### [DOCUMENT]
>>>>

On Friday, the diocese issued a statement that it “has zero tolerance for child sexual abuse, and we continue to encourage anyone who has been the victim of abuse to seek help and report to authorities.”

Al Behm is named in the lawsuit as the man who allegedly sexually abused the student at WCU in Cullowhee. The student said he had known Behm since he was a boy in Connecticut.

Behm was an ordained Catholic brother of the Ohio-based Glenmary Home Missioners religious order, according to the lawsuit filed Tuesday in Mecklenburg County Civil Superior Court.

From about 1980 to 1984, the diocese and Behm’s religious order assigned him to Western Carolina University as the first full-time Catholic campus minister, the lawsuit says.

The former student said Behm repeatedly sexually assaulted him on a visit to WCU when he was 16 or 17 and later as a student there. The assaults caused such “severe emotional distress,” according to the lawsuit, that the student “was unable to graduate from college and experienced a significant delay in entering the workforce” full-time.

‘Credibly accused’

In 2019, according to the lawsuit, the diocese and Glenmary finally “publicly admitted that Behm had been credibly accused of child sexual abuse, in the states of Kentucky, where he served before he was assigned to work at WCU, and Tennessee,” where his order assigned him after WCU.

The former student sued the diocese and Glenmary for negligence and Behm on claims of assault, battery and inflicting emotional distress.

The lawsuit, filed by Raleigh lawyers Leto Copeley and David Stradley, wants a jury to award at least $200,000 in damages to the former student.

The statute of limitations usually runs out on legal claims so old. The 2020 extension of a 2019 law signed by Gov. Roy Cooper opened a two-year “revival window” to file such claims, according to the lawsuit.

Behm appears on Glenmary list of alleged abusers

In a statement Friday, the Charlotte diocese said Behm was publicly named in October 2019 on Glenmary’s list of members accused of abuse.

“Glenmary’s list prompted the Diocese of Charlotte to include Behm’s name on our accountability website, on a list of those who served here and were later accused of abuse elsewhere,” according to the statement.

Behm left the Glenmary order in 1993, according to the diocese. He now lives in California or the southeast Asian nation of Myanmar, formerly Burma, the lawsuit said.

According to a public records search by the Observer on Saturday, Behm is 83 and lives in Los Angeles, Calif. He has no home or cell phone number listed in public records and couldn’t be reached for comment.

The diocese just received the lawsuit and needs time to review it before commenting about its claims that diocesan officials were negligent in the case, a spokeswoman said Friday.

‘Failed to protect minors’

Father Dan Dorsey, president of Glenmary Home Missioners, expressed remorse in an email to the Observer.

“I cannot comment on active lawsuits, but I can say that at times in the past, Glenmary has failed to protect minors and vulnerable adults,” Dorsey said. “Moreover, our response to victims has often been inadequate.

“On behalf of Glenmary I deeply regret these failures. Glenmary is committed to healing and justice for all involved.”

<<<<

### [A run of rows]

>>>>

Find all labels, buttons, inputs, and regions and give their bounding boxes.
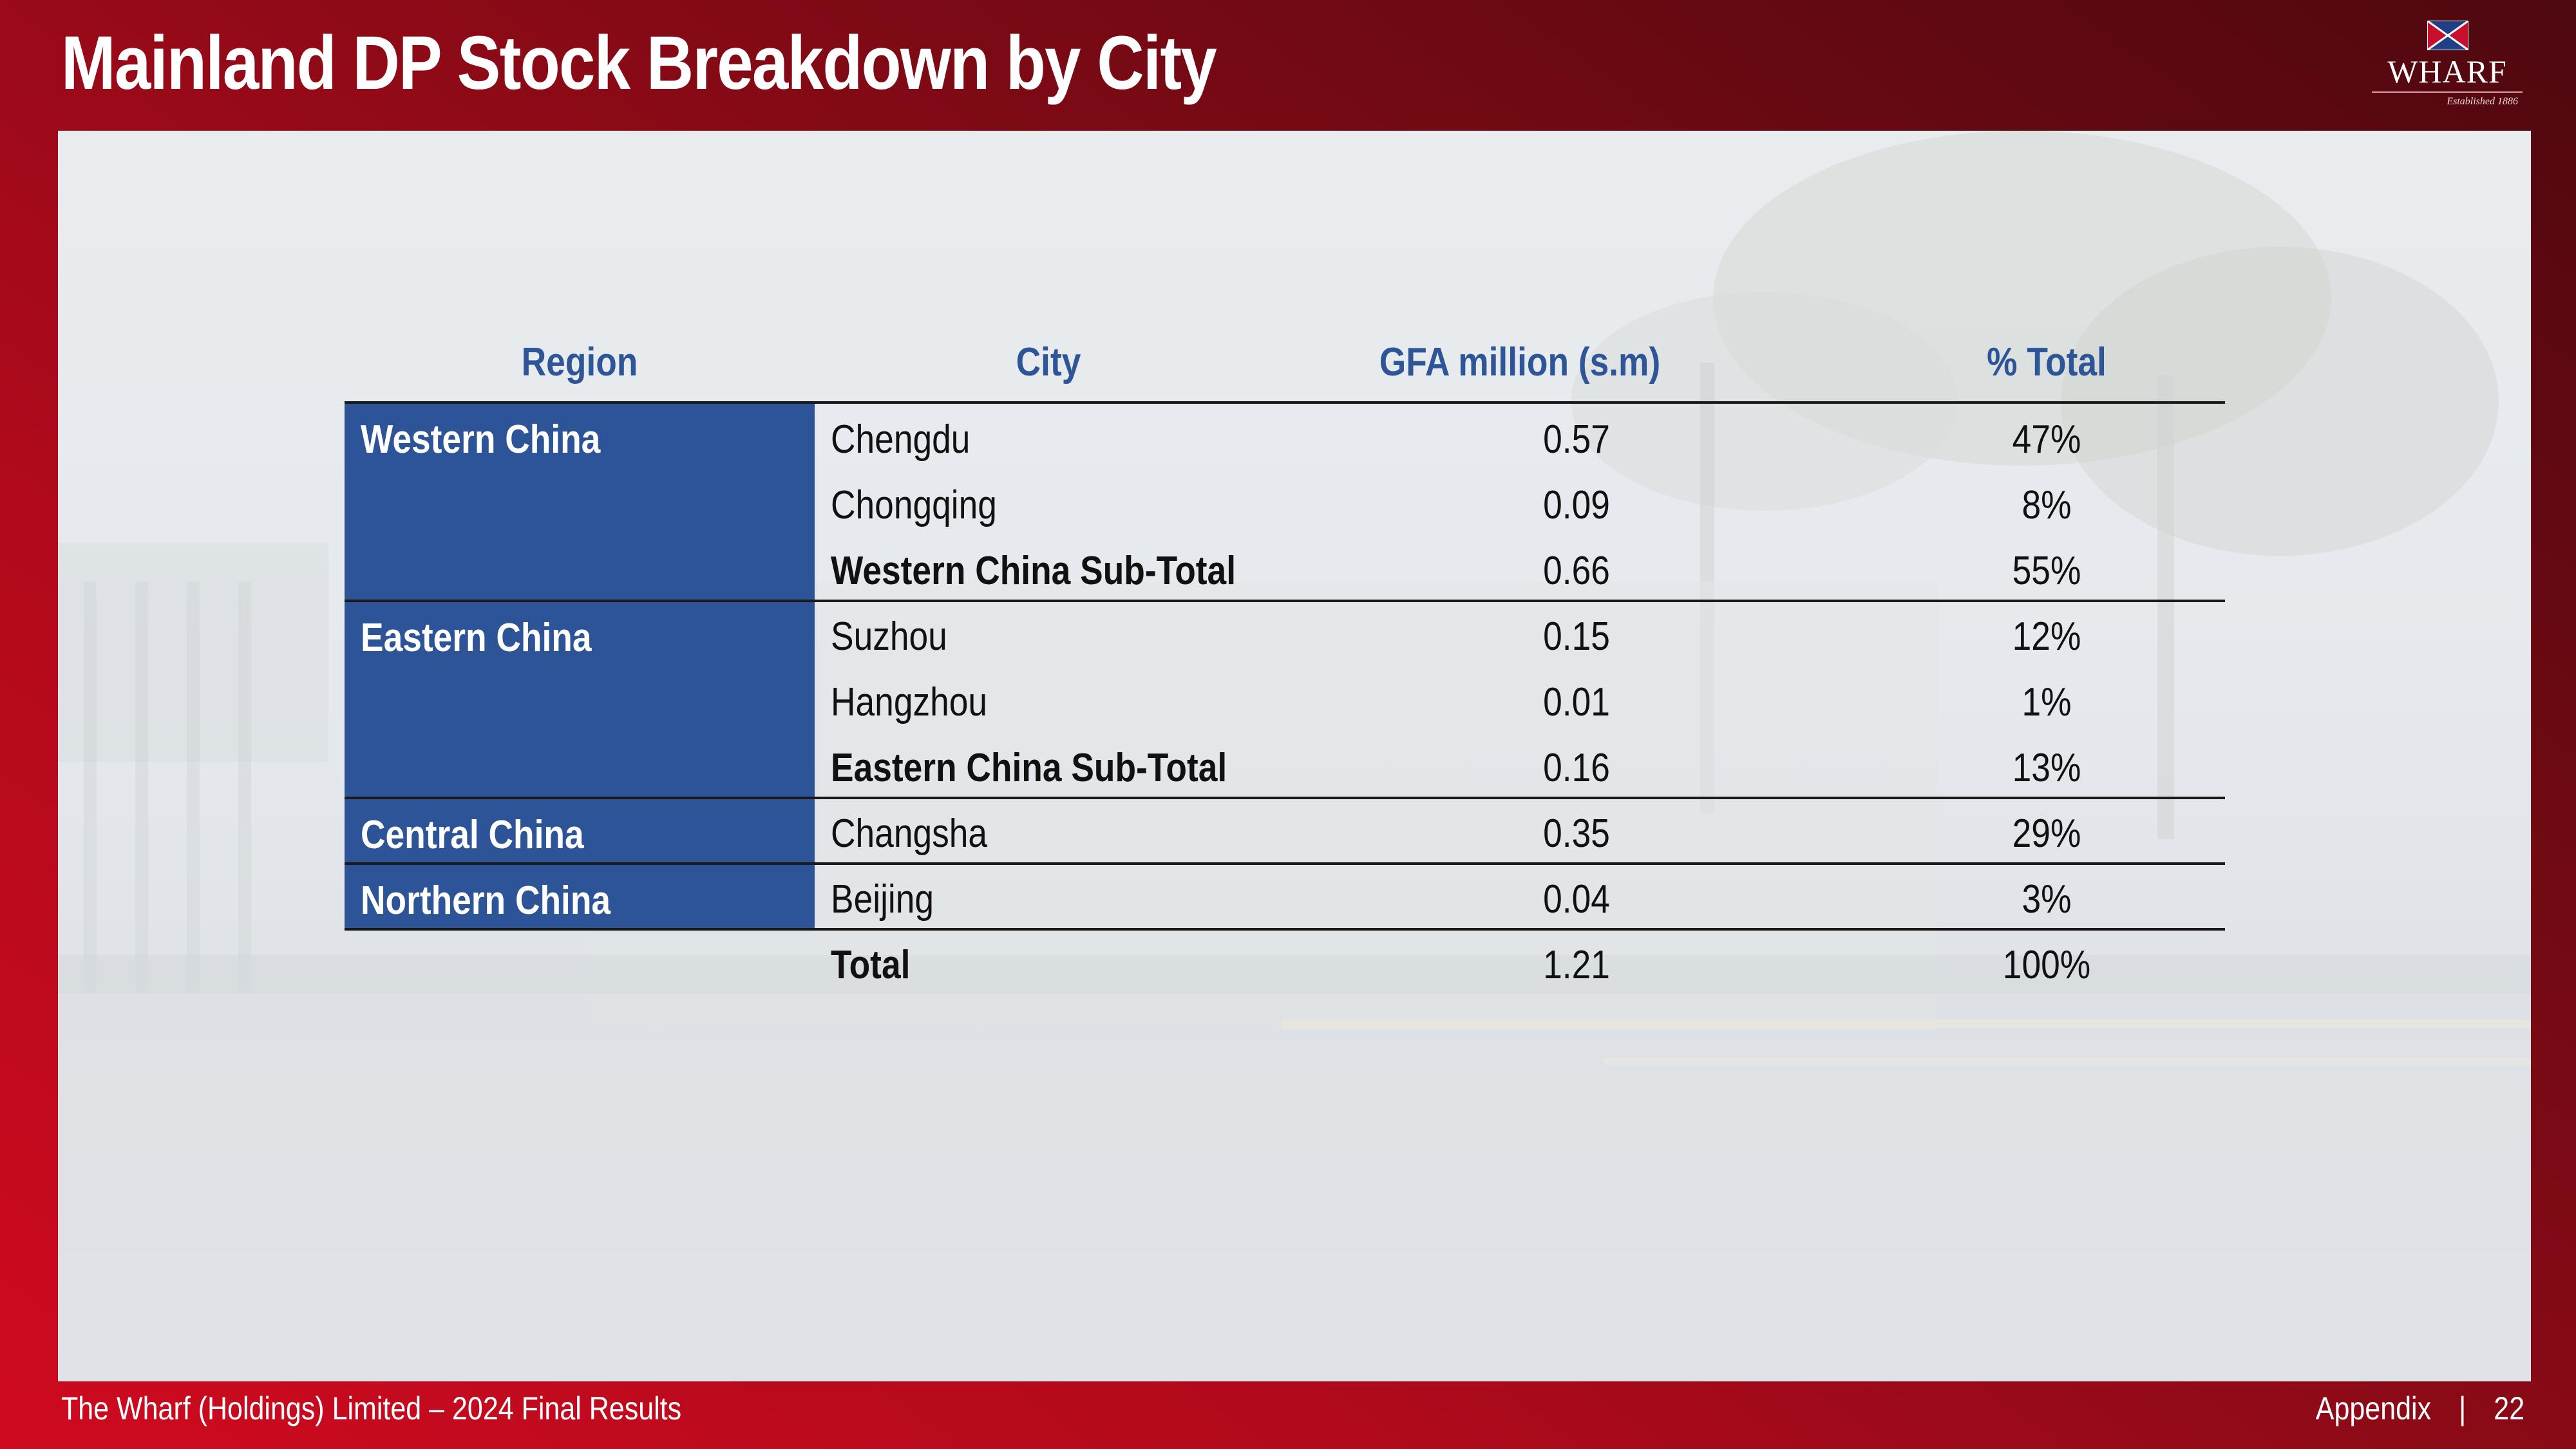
header-percent-total: % Total (1987, 340, 2107, 384)
percent-cell: 13% (2012, 746, 2081, 790)
region-label: Western China (361, 417, 601, 462)
percent-cell: 3% (2022, 877, 2072, 922)
gfa-cell: 0.15 (1543, 614, 1610, 659)
content-panel: Region City GFA million (s.m) % Total We… (58, 131, 2531, 1381)
logo-name: WHARF (2387, 53, 2507, 90)
region-label: Central China (361, 813, 584, 857)
flag-icon (2427, 21, 2468, 50)
footer-company: The Wharf (Holdings) Limited – 2024 Fina… (61, 1390, 682, 1426)
total-label: Total (831, 943, 911, 987)
page-number: 22 (2494, 1390, 2524, 1426)
header-region: Region (521, 340, 638, 384)
header-city: City (1016, 340, 1081, 384)
percent-cell: 1% (2022, 680, 2072, 724)
gfa-cell: 0.35 (1543, 811, 1610, 856)
percent-cell: 55% (2012, 549, 2081, 593)
region-cell: Northern China (345, 865, 815, 929)
percent-cell: 47% (2012, 417, 2081, 462)
table-rule (345, 401, 2225, 404)
table-rule (345, 797, 2225, 799)
wharf-logo: WHARF Established 1886 (2367, 21, 2528, 114)
city-cell: Suzhou (831, 614, 947, 659)
table-rule (345, 862, 2225, 865)
subtotal-label: Western China Sub-Total (831, 549, 1236, 593)
percent-cell: 8% (2022, 483, 2072, 527)
slide-title: Mainland DP Stock Breakdown by City (61, 21, 1217, 106)
subtotal-label: Eastern China Sub-Total (831, 746, 1227, 790)
city-cell: Beijing (831, 877, 934, 922)
percent-cell: 29% (2012, 811, 2081, 856)
gfa-breakdown-table: Region City GFA million (s.m) % Total We… (345, 339, 2225, 1135)
region-cell: Western China (345, 404, 815, 601)
table-rule (345, 928, 2225, 931)
footer-section: Appendix (2315, 1390, 2431, 1426)
city-cell: Changsha (831, 811, 988, 856)
table-rule (345, 600, 2225, 602)
gfa-cell: 1.21 (1543, 943, 1610, 987)
percent-cell: 12% (2012, 614, 2081, 659)
gfa-cell: 0.04 (1543, 877, 1610, 922)
region-cell: Central China (345, 799, 815, 864)
header-gfa: GFA million (s.m) (1379, 340, 1661, 384)
city-cell: Chengdu (831, 417, 971, 462)
logo-divider (2372, 91, 2523, 93)
footer-right: Appendix | 22 (2316, 1390, 2524, 1427)
percent-cell: 100% (2002, 943, 2091, 987)
region-label: Eastern China (361, 616, 592, 660)
gfa-cell: 0.66 (1543, 549, 1610, 593)
gfa-cell: 0.01 (1543, 680, 1610, 724)
city-cell: Chongqing (831, 483, 997, 527)
region-label: Northern China (361, 878, 611, 923)
gfa-cell: 0.16 (1543, 746, 1610, 790)
region-cell: Eastern China (345, 602, 815, 798)
footer-separator: | (2458, 1390, 2467, 1426)
logo-tagline: Established 1886 (2447, 96, 2518, 107)
city-cell: Hangzhou (831, 680, 988, 724)
gfa-cell: 0.09 (1543, 483, 1610, 527)
gfa-cell: 0.57 (1543, 417, 1610, 462)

<<<<

### [STATED GOAL 1]
Transcribe part of the article on the Behm lawsuit. Begin at the words "The statute of" and stop after "to the statement.".
### [STATED GOAL 2]
Answer these questions from the article on the Behm lawsuit:
(a) During roughly which years was Behm assigned to Western Carolina University?
(b) In what year did Behm leave the Glenmary order?
(c) What is the minimum amount of damages the lawsuit asks a jury to award?

### [COMPLETE ANSWER 1]
The statute of limitations usually runs out on legal claims so old. The 2020 extension of a 2019 law signed by Gov. Roy Cooper opened a two-year “revival window” to file such claims, according to the lawsuit.

Behm appears on Glenmary list of alleged abusers

In a statement Friday, the Charlotte diocese said Behm was publicly named in October 2019 on Glenmary’s list of members accused of abuse.

“Glenmary’s list prompted the Diocese of Charlotte to include Behm’s name on our accountability website, on a list of those who served here and were later accused of abuse elsewhere,” according to the statement.

### [COMPLETE ANSWER 2]
(a) From about 1980 to 1984.
(b) 1993.
(c) At least $200,000.